● Task objective: Reproduce the lines of the material exactly, excluding every image.

[Data records]
══════
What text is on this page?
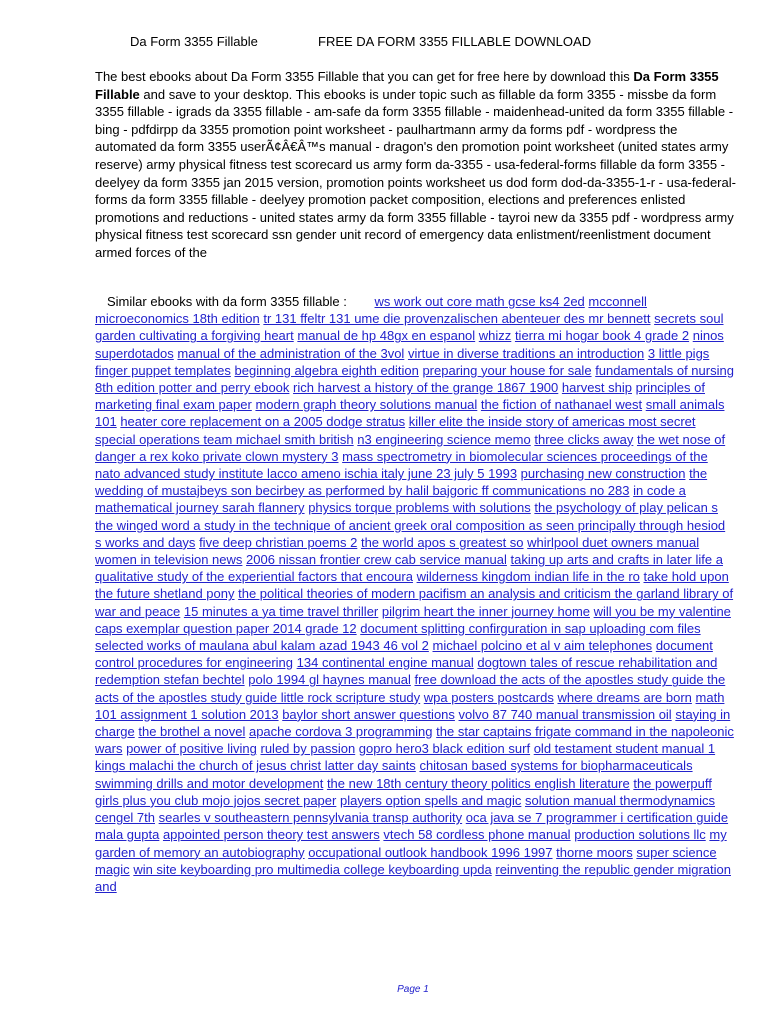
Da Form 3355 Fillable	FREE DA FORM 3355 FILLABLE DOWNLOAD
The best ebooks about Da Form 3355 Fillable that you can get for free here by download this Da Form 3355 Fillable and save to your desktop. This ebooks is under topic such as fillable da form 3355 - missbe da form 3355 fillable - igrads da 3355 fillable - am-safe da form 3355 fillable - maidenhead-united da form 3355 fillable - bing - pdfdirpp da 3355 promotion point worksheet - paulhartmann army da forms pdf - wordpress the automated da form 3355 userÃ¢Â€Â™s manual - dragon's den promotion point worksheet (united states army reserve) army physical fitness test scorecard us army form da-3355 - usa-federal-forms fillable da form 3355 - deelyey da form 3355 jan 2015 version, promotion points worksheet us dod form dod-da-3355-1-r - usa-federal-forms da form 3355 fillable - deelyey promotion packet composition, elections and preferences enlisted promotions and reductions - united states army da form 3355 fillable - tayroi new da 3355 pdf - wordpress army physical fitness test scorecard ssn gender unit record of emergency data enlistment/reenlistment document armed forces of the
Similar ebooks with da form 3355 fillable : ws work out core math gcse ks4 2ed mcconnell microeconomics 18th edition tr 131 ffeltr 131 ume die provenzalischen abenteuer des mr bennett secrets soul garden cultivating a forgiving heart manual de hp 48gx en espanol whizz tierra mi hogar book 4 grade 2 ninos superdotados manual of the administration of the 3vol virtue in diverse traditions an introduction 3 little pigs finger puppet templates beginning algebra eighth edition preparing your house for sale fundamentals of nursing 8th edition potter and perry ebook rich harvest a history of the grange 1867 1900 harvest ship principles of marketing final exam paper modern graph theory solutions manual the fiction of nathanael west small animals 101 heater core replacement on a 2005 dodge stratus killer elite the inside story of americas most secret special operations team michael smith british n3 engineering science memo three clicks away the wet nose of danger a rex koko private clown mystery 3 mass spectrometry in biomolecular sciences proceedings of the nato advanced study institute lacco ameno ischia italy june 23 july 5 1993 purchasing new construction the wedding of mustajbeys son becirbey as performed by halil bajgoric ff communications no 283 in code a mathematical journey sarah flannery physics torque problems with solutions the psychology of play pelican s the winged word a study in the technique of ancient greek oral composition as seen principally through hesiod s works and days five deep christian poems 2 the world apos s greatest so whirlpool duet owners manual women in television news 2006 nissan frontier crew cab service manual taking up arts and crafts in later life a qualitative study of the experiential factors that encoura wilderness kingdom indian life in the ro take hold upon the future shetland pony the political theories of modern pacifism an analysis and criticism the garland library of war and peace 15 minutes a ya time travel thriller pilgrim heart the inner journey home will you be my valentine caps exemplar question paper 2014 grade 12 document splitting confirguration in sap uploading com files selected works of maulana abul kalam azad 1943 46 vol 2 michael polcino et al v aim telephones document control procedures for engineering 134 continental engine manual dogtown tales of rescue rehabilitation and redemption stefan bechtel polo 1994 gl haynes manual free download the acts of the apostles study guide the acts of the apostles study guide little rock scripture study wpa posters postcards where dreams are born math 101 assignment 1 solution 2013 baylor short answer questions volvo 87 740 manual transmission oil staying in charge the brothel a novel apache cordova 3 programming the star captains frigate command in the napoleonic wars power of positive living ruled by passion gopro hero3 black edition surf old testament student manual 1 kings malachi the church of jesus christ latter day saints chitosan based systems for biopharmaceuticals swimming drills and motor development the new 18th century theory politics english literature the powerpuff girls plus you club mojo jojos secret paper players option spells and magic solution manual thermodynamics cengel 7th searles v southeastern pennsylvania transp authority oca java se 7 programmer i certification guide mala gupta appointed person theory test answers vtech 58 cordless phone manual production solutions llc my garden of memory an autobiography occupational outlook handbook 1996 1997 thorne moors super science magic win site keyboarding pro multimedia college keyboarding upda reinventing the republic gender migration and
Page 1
══════
● Solution to this problem:
What text is on this page?
Da Form 3355 Fillable	FREE DA FORM 3355 FILLABLE DOWNLOAD
The best ebooks about Da Form 3355 Fillable that you can get for free here by download this Da Form 3355 Fillable and save to your desktop. This ebooks is under topic such as fillable da form 3355 - missbe da form 3355 fillable - igrads da 3355 fillable - am-safe da form 3355 fillable - maidenhead-united da form 3355 fillable - bing - pdfdirpp da 3355 promotion point worksheet - paulhartmann army da forms pdf - wordpress the automated da form 3355 userÃ¢Â€Â™s manual - dragon's den promotion point worksheet (united states army reserve) army physical fitness test scorecard us army form da-3355 - usa-federal-forms fillable da form 3355 - deelyey da form 3355 jan 2015 version, promotion points worksheet us dod form dod-da-3355-1-r - usa-federal-forms da form 3355 fillable - deelyey promotion packet composition, elections and preferences enlisted promotions and reductions - united states army da form 3355 fillable - tayroi new da 3355 pdf - wordpress army physical fitness test scorecard ssn gender unit record of emergency data enlistment/reenlistment document armed forces of the
Similar ebooks with da form 3355 fillable : ws work out core math gcse ks4 2ed mcconnell microeconomics 18th edition tr 131 ffeltr 131 ume die provenzalischen abenteuer des mr bennett secrets soul garden cultivating a forgiving heart manual de hp 48gx en espanol whizz tierra mi hogar book 4 grade 2 ninos superdotados manual of the administration of the 3vol virtue in diverse traditions an introduction 3 little pigs finger puppet templates beginning algebra eighth edition preparing your house for sale fundamentals of nursing 8th edition potter and perry ebook rich harvest a history of the grange 1867 1900 harvest ship principles of marketing final exam paper modern graph theory solutions manual the fiction of nathanael west small animals 101 heater core replacement on a 2005 dodge stratus killer elite the inside story of americas most secret special operations team michael smith british n3 engineering science memo three clicks away the wet nose of danger a rex koko private clown mystery 3 mass spectrometry in biomolecular sciences proceedings of the nato advanced study institute lacco ameno ischia italy june 23 july 5 1993 purchasing new construction the wedding of mustajbeys son becirbey as performed by halil bajgoric ff communications no 283 in code a mathematical journey sarah flannery physics torque problems with solutions the psychology of play pelican s the winged word a study in the technique of ancient greek oral composition as seen principally through hesiod s works and days five deep christian poems 2 the world apos s greatest so whirlpool duet owners manual women in television news 2006 nissan frontier crew cab service manual taking up arts and crafts in later life a qualitative study of the experiential factors that encoura wilderness kingdom indian life in the ro take hold upon the future shetland pony the political theories of modern pacifism an analysis and criticism the garland library of war and peace 15 minutes a ya time travel thriller pilgrim heart the inner journey home will you be my valentine caps exemplar question paper 2014 grade 12 document splitting confirguration in sap uploading com files selected works of maulana abul kalam azad 1943 46 vol 2 michael polcino et al v aim telephones document control procedures for engineering 134 continental engine manual dogtown tales of rescue rehabilitation and redemption stefan bechtel polo 1994 gl haynes manual free download the acts of the apostles study guide the acts of the apostles study guide little rock scripture study wpa posters postcards where dreams are born math 101 assignment 1 solution 2013 baylor short answer questions volvo 87 740 manual transmission oil staying in charge the brothel a novel apache cordova 3 programming the star captains frigate command in the napoleonic wars power of positive living ruled by passion gopro hero3 black edition surf old testament student manual 1 kings malachi the church of jesus christ latter day saints chitosan based systems for biopharmaceuticals swimming drills and motor development the new 18th century theory politics english literature the powerpuff girls plus you club mojo jojos secret paper players option spells and magic solution manual thermodynamics cengel 7th searles v southeastern pennsylvania transp authority oca java se 7 programmer i certification guide mala gupta appointed person theory test answers vtech 58 cordless phone manual production solutions llc my garden of memory an autobiography occupational outlook handbook 1996 1997 thorne moors super science magic win site keyboarding pro multimedia college keyboarding upda reinventing the republic gender migration and
Page 1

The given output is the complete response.